STATED GOAL:
Your task is to locate every line holding the string "tree" and to copy each of them.

[A run of records]
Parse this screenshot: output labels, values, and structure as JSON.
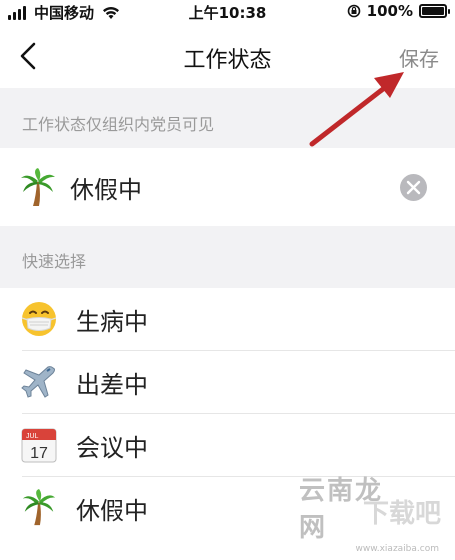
{
  "status_bar": {
    "carrier": "中国移动",
    "time": "上午10:38",
    "battery": "100%"
  },
  "nav": {
    "title": "工作状态",
    "save_label": "保存",
    "back_icon": "chevron-left-icon"
  },
  "notice": "工作状态仅组织内党员可见",
  "current_status": {
    "label": "休假中",
    "icon": "palm-tree-icon"
  },
  "quick_select": {
    "header": "快速选择",
    "items": [
      {
        "label": "生病中",
        "icon": "mask-face-icon"
      },
      {
        "label": "出差中",
        "icon": "airplane-icon"
      },
      {
        "label": "会议中",
        "icon": "calendar-icon"
      },
      {
        "label": "休假中",
        "icon": "palm-tree-icon"
      }
    ]
  },
  "calendar_icon": {
    "month": "JUL",
    "day": "17"
  },
  "watermark": {
    "main": "云南龙网",
    "sub": "下载吧",
    "url": "www.xiazaiba.com"
  },
  "colors": {
    "annotation_arrow": "#c0282a",
    "save_text": "#8a8a8a",
    "section_text": "#9a9a9a"
  }
}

THE REPLY:
    "icon": "palm-tree-icon"
        "icon": "palm-tree-icon"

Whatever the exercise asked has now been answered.